── Текст документа

Я не говорю, что все будет именно так. Мы должны учитывать, что живем в мире, в котором происходит что-то для нас неожиданное. Поэтому то минимальное духовное сопротивление,
58
которое сейчас существует в Европе, должно продолжаться, можно лишь уповать на то, что возникнут какие-то новые факторы.
Вопрос. Будущее от нас скрыто, но, может быть, просматриваются какие-то обнадеживающие перспективы в развитии Западной Европы и мира в целом? Что самое важное, на что может ориентироваться Запад?
Г. Померанц. Вполне возможно, что болезнь современного Запада, распространившаяся на весь мир, приведет не к смерти, а к выздоровлению, к освобождению от чувства превосходства над другими цивилизациями и культурами, которое постоянно проявляется в работах американских теоретиков и в средствах массовой информации. Но если Америка, претендующая на роль учителя всего мира, станет скромным учеником в беседе с восточной мудростью, сохранившей чувство целого и смысла жизни, то в этом случае еще не все будет потеряно. Главное понять, что Запад неидеален, что на одних правах человека общество строить нельзя, что надо восстанавливать в качестве краеугольного камня трансцендентное, заново интерпретируя, что такое Откровение, как Откровение освещает все проблемы, которые у нас возникли. Такая эпоха может занять много веков.
Ислам, гегемон Средних веков, отодвинутый в тень Новым временем, сегодня пытается взять реванш, но поворот к посленово-му времени может быть совершен только на основе усвоения нового, а не простым возвратом к Средневековью. Мусульманский мир, возможно, будет находиться в напряжении еще несколько десятков лет, точно рассчитать невозможно, это стихийный иррациональный процесс, но рано или поздно он выдохнется. Вопрос в том, когда это произойдет?
Следующая большая эпоха будет эпохой внешних ограничений, продиктованных экологией; неизбежные лишения могут быть уравновешены только ростом внимания к внутреннему миру человека. Тоталитарная диктатура - тупик, этот путь уже был испробован и отброшен, он ведет к разрушению культуры и гибели человечества. Нужна золотая середина. Насколько я понимаю, традиции Китая и Японии близки к этой середине. Они веками сочетали духовную свободу, необходимую для жизни культуры, с жесткой социальной дисциплиной.
59
В тупике, в пространстве без дорог иногда приходит второе дыхание. Тупик на плоскости истории - знак поворота «вглубь». Все прежние знаки мы пропускали без внимания. убедит ли нас демография? убедит ли нас опасность, грозящая не нам лично, а нашим ценностям, которые исчезнут вместе с нашими неродившимися внуками? Сумеем ли мы откликнуться на вызов судьбы? Возникает ли в гниющем обществе творческое меньшинство, способное рождать новые, живые слова, способное с плоскости, ставшей наклонной, увлечь в «глубину», к вечно живым истокам духа?

────
── Исходные данные

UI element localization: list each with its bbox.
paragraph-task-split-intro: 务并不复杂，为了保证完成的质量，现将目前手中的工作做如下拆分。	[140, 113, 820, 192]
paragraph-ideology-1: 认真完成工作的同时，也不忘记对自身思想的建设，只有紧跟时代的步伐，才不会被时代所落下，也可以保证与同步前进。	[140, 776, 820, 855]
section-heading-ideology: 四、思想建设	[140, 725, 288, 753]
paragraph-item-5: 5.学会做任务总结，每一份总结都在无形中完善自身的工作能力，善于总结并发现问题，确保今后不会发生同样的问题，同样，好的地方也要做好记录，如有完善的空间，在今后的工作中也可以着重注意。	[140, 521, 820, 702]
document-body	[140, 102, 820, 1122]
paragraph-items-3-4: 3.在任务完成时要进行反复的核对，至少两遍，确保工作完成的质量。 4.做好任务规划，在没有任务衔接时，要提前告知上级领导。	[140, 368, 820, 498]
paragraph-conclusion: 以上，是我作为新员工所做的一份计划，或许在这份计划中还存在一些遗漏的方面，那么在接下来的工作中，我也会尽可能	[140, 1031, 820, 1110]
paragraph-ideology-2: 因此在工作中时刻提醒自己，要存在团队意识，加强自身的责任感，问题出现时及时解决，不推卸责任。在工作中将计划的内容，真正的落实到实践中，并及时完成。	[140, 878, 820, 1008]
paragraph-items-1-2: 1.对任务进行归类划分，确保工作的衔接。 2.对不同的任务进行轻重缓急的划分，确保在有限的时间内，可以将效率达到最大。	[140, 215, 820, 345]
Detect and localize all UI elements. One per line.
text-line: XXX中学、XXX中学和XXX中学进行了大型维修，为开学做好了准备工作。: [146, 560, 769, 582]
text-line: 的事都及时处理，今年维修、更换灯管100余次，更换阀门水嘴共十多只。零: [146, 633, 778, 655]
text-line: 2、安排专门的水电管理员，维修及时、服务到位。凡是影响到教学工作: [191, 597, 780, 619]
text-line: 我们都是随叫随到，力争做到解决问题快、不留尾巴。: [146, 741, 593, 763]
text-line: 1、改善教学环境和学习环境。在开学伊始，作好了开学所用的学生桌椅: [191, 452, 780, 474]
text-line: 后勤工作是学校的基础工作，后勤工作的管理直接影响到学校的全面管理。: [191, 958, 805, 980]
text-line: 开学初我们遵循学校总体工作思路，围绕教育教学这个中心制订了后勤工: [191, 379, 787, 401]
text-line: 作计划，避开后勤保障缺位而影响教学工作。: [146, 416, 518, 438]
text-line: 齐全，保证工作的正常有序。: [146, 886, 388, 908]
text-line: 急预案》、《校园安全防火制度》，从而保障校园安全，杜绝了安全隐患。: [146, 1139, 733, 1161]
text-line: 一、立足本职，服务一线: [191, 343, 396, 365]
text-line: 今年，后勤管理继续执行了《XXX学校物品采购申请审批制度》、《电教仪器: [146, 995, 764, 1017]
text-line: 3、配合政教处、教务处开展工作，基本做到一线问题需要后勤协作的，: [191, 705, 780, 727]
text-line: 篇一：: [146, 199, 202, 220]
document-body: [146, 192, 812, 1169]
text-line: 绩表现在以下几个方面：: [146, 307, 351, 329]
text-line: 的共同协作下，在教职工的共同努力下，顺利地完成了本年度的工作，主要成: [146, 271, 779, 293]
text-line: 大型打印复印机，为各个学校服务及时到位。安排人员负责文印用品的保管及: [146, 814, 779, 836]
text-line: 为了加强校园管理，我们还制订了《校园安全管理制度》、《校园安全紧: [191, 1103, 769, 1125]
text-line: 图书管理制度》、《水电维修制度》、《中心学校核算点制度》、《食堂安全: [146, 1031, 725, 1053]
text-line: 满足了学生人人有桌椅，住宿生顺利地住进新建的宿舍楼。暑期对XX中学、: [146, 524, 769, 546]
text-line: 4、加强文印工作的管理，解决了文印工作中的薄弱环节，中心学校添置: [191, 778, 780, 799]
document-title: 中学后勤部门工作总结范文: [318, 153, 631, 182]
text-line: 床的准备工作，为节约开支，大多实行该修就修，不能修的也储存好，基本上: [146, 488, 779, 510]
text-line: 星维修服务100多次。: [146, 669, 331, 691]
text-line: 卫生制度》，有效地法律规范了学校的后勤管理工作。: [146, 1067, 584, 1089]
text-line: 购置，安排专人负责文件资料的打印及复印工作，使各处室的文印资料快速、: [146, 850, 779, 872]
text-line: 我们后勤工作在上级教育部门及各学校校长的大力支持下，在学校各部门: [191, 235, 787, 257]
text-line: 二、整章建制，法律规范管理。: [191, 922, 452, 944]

────

Рабочее задание
Как перевести на английский язык предложение из текста документа: «Тоталитарная диктатура - тупик, этот путь уже был испробован и отброшен, он ведет к разрушению культуры и гибели человечества»?

Решение задания
Totalitarian dictatorship is a dead end; this path has already been tried and rejected, and it leads to the destruction of culture and the death of humanity.